What the task requires: Leave out the pictures and repeat everything else in the records exactly.

------ Dataset ------

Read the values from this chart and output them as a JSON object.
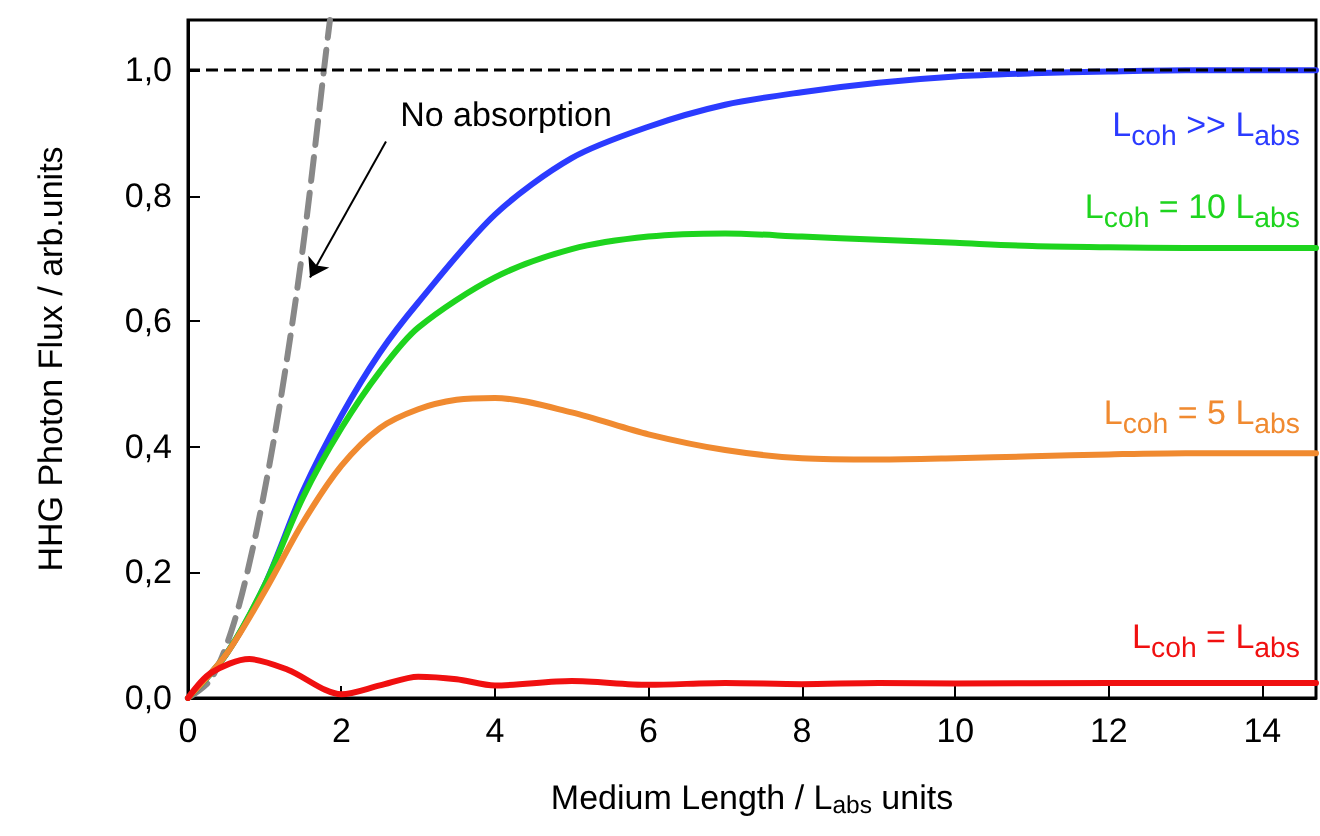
{
  "chart_data": {
    "type": "line",
    "xlabel": "Medium Length / L$_{abs}$ units",
    "ylabel": "HHG Photon Flux / arb.units",
    "xlim": [
      0,
      14.7
    ],
    "ylim": [
      0,
      1.08
    ],
    "xticks": [
      0,
      2,
      4,
      6,
      8,
      10,
      12,
      14
    ],
    "yticks": [
      {
        "value": 0,
        "label": "0,0"
      },
      {
        "value": 0.2,
        "label": "0,2"
      },
      {
        "value": 0.4,
        "label": "0,4"
      },
      {
        "value": 0.6,
        "label": "0,6"
      },
      {
        "value": 0.8,
        "label": "0,8"
      },
      {
        "value": 1.0,
        "label": "1,0"
      }
    ],
    "grid": false,
    "legend": false,
    "marker": "none",
    "line_style": "solid",
    "ref_lines": [
      {
        "axis": "y",
        "value": 1.0,
        "color": "#000000",
        "line_style": "dashed"
      }
    ],
    "annotations": [
      {
        "text": "No absorption",
        "x": 1.59,
        "y": 0.67
      }
    ],
    "series": [
      {
        "color": "#888888",
        "line_style": "dashed",
        "x": [
          0,
          0.3,
          0.6,
          0.9,
          1.2,
          1.5,
          1.8,
          1.85
        ],
        "values": [
          0,
          0.03,
          0.12,
          0.27,
          0.47,
          0.72,
          1.03,
          1.08
        ]
      },
      {
        "name": "L$_{coh}$ >> L$_{abs}$",
        "color": "#2b3bff",
        "x": [
          0,
          0.5,
          1,
          1.5,
          2,
          2.5,
          3,
          4,
          5,
          6,
          7,
          8,
          9,
          10,
          11,
          12,
          13,
          14,
          14.7
        ],
        "values": [
          0,
          0.07,
          0.18,
          0.33,
          0.45,
          0.55,
          0.63,
          0.77,
          0.86,
          0.91,
          0.945,
          0.965,
          0.98,
          0.99,
          0.995,
          0.998,
          1.0,
          1.0,
          1.0
        ]
      },
      {
        "name": "L$_{coh}$ = 10 L$_{abs}$",
        "color": "#1ed41e",
        "x": [
          0,
          0.5,
          1,
          1.5,
          2,
          2.5,
          3,
          4,
          5,
          6,
          7,
          8,
          9,
          10,
          11,
          12,
          13,
          14,
          14.7
        ],
        "values": [
          0,
          0.07,
          0.18,
          0.32,
          0.43,
          0.52,
          0.59,
          0.67,
          0.715,
          0.735,
          0.74,
          0.735,
          0.73,
          0.725,
          0.72,
          0.718,
          0.717,
          0.717,
          0.717
        ]
      },
      {
        "name": "L$_{coh}$ = 5 L$_{abs}$",
        "color": "#f08a30",
        "x": [
          0,
          0.5,
          1,
          1.5,
          2,
          2.5,
          3,
          3.5,
          4,
          5,
          6,
          7,
          8,
          9,
          10,
          11,
          12,
          13,
          14,
          14.7
        ],
        "values": [
          0,
          0.07,
          0.17,
          0.28,
          0.37,
          0.43,
          0.46,
          0.475,
          0.478,
          0.455,
          0.42,
          0.395,
          0.382,
          0.38,
          0.382,
          0.385,
          0.388,
          0.39,
          0.39,
          0.39
        ]
      },
      {
        "name": "L$_{coh}$ = L$_{abs}$",
        "color": "#f01010",
        "x": [
          0,
          0.3,
          0.8,
          1.3,
          2,
          2.5,
          3,
          3.5,
          4,
          5,
          6,
          7,
          8,
          9,
          10,
          12,
          14.7
        ],
        "values": [
          0,
          0.04,
          0.062,
          0.045,
          0.006,
          0.02,
          0.034,
          0.03,
          0.02,
          0.027,
          0.021,
          0.024,
          0.022,
          0.024,
          0.023,
          0.024,
          0.024
        ]
      }
    ]
  }
}
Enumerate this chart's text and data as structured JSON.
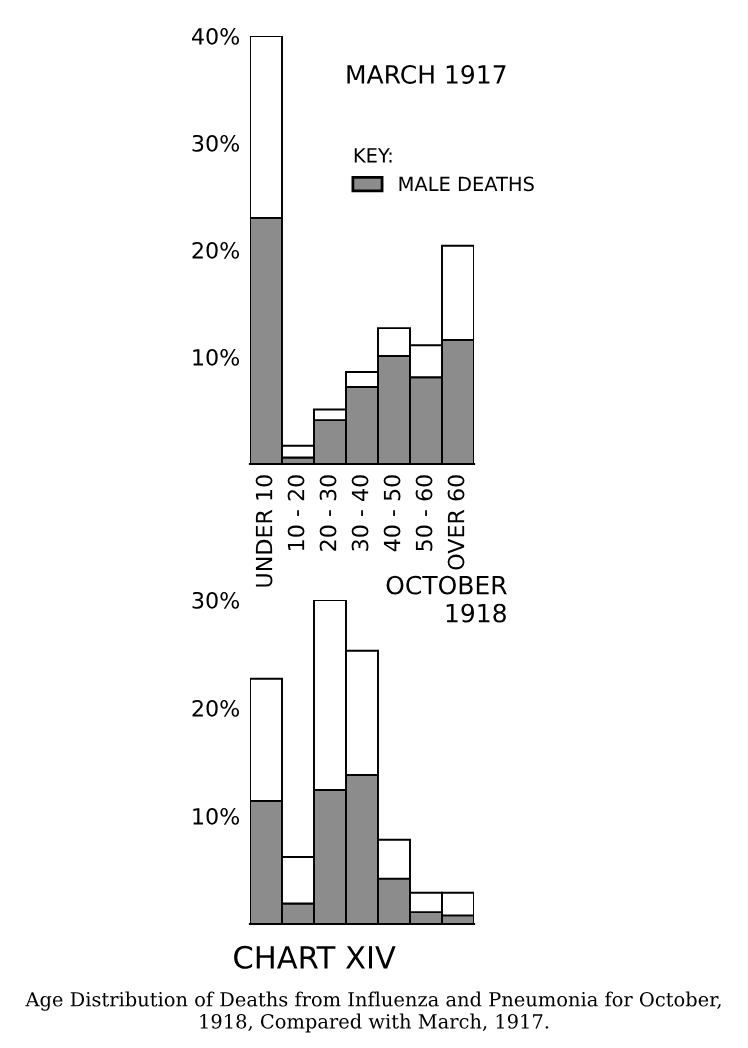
{
  "chart_data": [
    {
      "type": "bar",
      "title": "MARCH 1917",
      "legend_title": "KEY:",
      "legend": "top right",
      "stacked": true,
      "tick_labels": "xy",
      "categories": [
        "UNDER 10",
        "10 - 20",
        "20 - 30",
        "30 - 40",
        "40 - 50",
        "50 - 60",
        "OVER 60"
      ],
      "series": [
        {
          "name": "MALE DEATHS",
          "color": "#8c8c8c",
          "values": [
            23.0,
            0.6,
            4.1,
            7.2,
            10.1,
            8.1,
            11.6
          ]
        },
        {
          "color": "#ffffff",
          "values": [
            17.0,
            1.1,
            1.0,
            1.4,
            2.6,
            3.0,
            8.8
          ]
        }
      ],
      "ylim": [
        0,
        40
      ],
      "yticks": [
        {
          "value": 10,
          "label": "10%"
        },
        {
          "value": 20,
          "label": "20%"
        },
        {
          "value": 30,
          "label": "30%"
        },
        {
          "value": 40,
          "label": "40%"
        }
      ]
    },
    {
      "type": "bar",
      "title": "OCTOBER\n1918",
      "stacked": true,
      "tick_labels": "y",
      "categories": [
        null,
        null,
        null,
        null,
        null,
        null,
        null
      ],
      "series": [
        {
          "color": "#8c8c8c",
          "values": [
            11.4,
            1.9,
            12.4,
            13.8,
            4.2,
            1.1,
            0.8
          ]
        },
        {
          "color": "#ffffff",
          "values": [
            11.3,
            4.3,
            17.6,
            11.5,
            3.6,
            1.8,
            2.1
          ]
        }
      ],
      "ylim": [
        0,
        30
      ],
      "yticks": [
        {
          "value": 10,
          "label": "10%"
        },
        {
          "value": 20,
          "label": "20%"
        },
        {
          "value": 30,
          "label": "30%"
        }
      ],
      "annotations": [
        "CHART XIV",
        "Age Distribution of Deaths from Influenza and Pneumonia for October, 1918, Compared with March, 1917."
      ]
    }
  ]
}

------

Response to this exercise:
Read the values from this chart and output them as a JSON object.
{
  "chart_data": {
    "type": "line",
    "xlabel": "Medium Length / L$_{abs}$ units",
    "ylabel": "HHG Photon Flux / arb.units",
    "xlim": [
      0,
      14.7
    ],
    "ylim": [
      0,
      1.08
    ],
    "xticks": [
      0,
      2,
      4,
      6,
      8,
      10,
      12,
      14
    ],
    "yticks": [
      {
        "value": 0,
        "label": "0,0"
      },
      {
        "value": 0.2,
        "label": "0,2"
      },
      {
        "value": 0.4,
        "label": "0,4"
      },
      {
        "value": 0.6,
        "label": "0,6"
      },
      {
        "value": 0.8,
        "label": "0,8"
      },
      {
        "value": 1.0,
        "label": "1,0"
      }
    ],
    "grid": false,
    "legend": false,
    "marker": "none",
    "line_style": "solid",
    "ref_lines": [
      {
        "axis": "y",
        "value": 1.0,
        "color": "#000000",
        "line_style": "dashed"
      }
    ],
    "annotations": [
      {
        "text": "No absorption",
        "x": 1.59,
        "y": 0.67
      }
    ],
    "series": [
      {
        "color": "#888888",
        "line_style": "dashed",
        "x": [
          0,
          0.3,
          0.6,
          0.9,
          1.2,
          1.5,
          1.8,
          1.85
        ],
        "values": [
          0,
          0.03,
          0.12,
          0.27,
          0.47,
          0.72,
          1.03,
          1.08
        ]
      },
      {
        "name": "L$_{coh}$ >> L$_{abs}$",
        "color": "#2b3bff",
        "x": [
          0,
          0.5,
          1,
          1.5,
          2,
          2.5,
          3,
          4,
          5,
          6,
          7,
          8,
          9,
          10,
          11,
          12,
          13,
          14,
          14.7
        ],
        "values": [
          0,
          0.07,
          0.18,
          0.33,
          0.45,
          0.55,
          0.63,
          0.77,
          0.86,
          0.91,
          0.945,
          0.965,
          0.98,
          0.99,
          0.995,
          0.998,
          1.0,
          1.0,
          1.0
        ]
      },
      {
        "name": "L$_{coh}$ = 10 L$_{abs}$",
        "color": "#1ed41e",
        "x": [
          0,
          0.5,
          1,
          1.5,
          2,
          2.5,
          3,
          4,
          5,
          6,
          7,
          8,
          9,
          10,
          11,
          12,
          13,
          14,
          14.7
        ],
        "values": [
          0,
          0.07,
          0.18,
          0.32,
          0.43,
          0.52,
          0.59,
          0.67,
          0.715,
          0.735,
          0.74,
          0.735,
          0.73,
          0.725,
          0.72,
          0.718,
          0.717,
          0.717,
          0.717
        ]
      },
      {
        "name": "L$_{coh}$ = 5 L$_{abs}$",
        "color": "#f08a30",
        "x": [
          0,
          0.5,
          1,
          1.5,
          2,
          2.5,
          3,
          3.5,
          4,
          5,
          6,
          7,
          8,
          9,
          10,
          11,
          12,
          13,
          14,
          14.7
        ],
        "values": [
          0,
          0.07,
          0.17,
          0.28,
          0.37,
          0.43,
          0.46,
          0.475,
          0.478,
          0.455,
          0.42,
          0.395,
          0.382,
          0.38,
          0.382,
          0.385,
          0.388,
          0.39,
          0.39,
          0.39
        ]
      },
      {
        "name": "L$_{coh}$ = L$_{abs}$",
        "color": "#f01010",
        "x": [
          0,
          0.3,
          0.8,
          1.3,
          2,
          2.5,
          3,
          3.5,
          4,
          5,
          6,
          7,
          8,
          9,
          10,
          12,
          14.7
        ],
        "values": [
          0,
          0.04,
          0.062,
          0.045,
          0.006,
          0.02,
          0.034,
          0.03,
          0.02,
          0.027,
          0.021,
          0.024,
          0.022,
          0.024,
          0.023,
          0.024,
          0.024
        ]
      }
    ]
  }
}
Enumerate this chart's text and data as structured JSON.
{
  "chart_data": [
    {
      "type": "bar",
      "title": "MARCH 1917",
      "legend_title": "KEY:",
      "legend": "top right",
      "stacked": true,
      "tick_labels": "xy",
      "categories": [
        "UNDER 10",
        "10 - 20",
        "20 - 30",
        "30 - 40",
        "40 - 50",
        "50 - 60",
        "OVER 60"
      ],
      "series": [
        {
          "name": "MALE DEATHS",
          "color": "#8c8c8c",
          "values": [
            23.0,
            0.6,
            4.1,
            7.2,
            10.1,
            8.1,
            11.6
          ]
        },
        {
          "color": "#ffffff",
          "values": [
            17.0,
            1.1,
            1.0,
            1.4,
            2.6,
            3.0,
            8.8
          ]
        }
      ],
      "ylim": [
        0,
        40
      ],
      "yticks": [
        {
          "value": 10,
          "label": "10%"
        },
        {
          "value": 20,
          "label": "20%"
        },
        {
          "value": 30,
          "label": "30%"
        },
        {
          "value": 40,
          "label": "40%"
        }
      ]
    },
    {
      "type": "bar",
      "title": "OCTOBER\n1918",
      "stacked": true,
      "tick_labels": "y",
      "categories": [
        null,
        null,
        null,
        null,
        null,
        null,
        null
      ],
      "series": [
        {
          "color": "#8c8c8c",
          "values": [
            11.4,
            1.9,
            12.4,
            13.8,
            4.2,
            1.1,
            0.8
          ]
        },
        {
          "color": "#ffffff",
          "values": [
            11.3,
            4.3,
            17.6,
            11.5,
            3.6,
            1.8,
            2.1
          ]
        }
      ],
      "ylim": [
        0,
        30
      ],
      "yticks": [
        {
          "value": 10,
          "label": "10%"
        },
        {
          "value": 20,
          "label": "20%"
        },
        {
          "value": 30,
          "label": "30%"
        }
      ],
      "annotations": [
        "CHART XIV",
        "Age Distribution of Deaths from Influenza and Pneumonia for October, 1918, Compared with March, 1917."
      ]
    }
  ]
}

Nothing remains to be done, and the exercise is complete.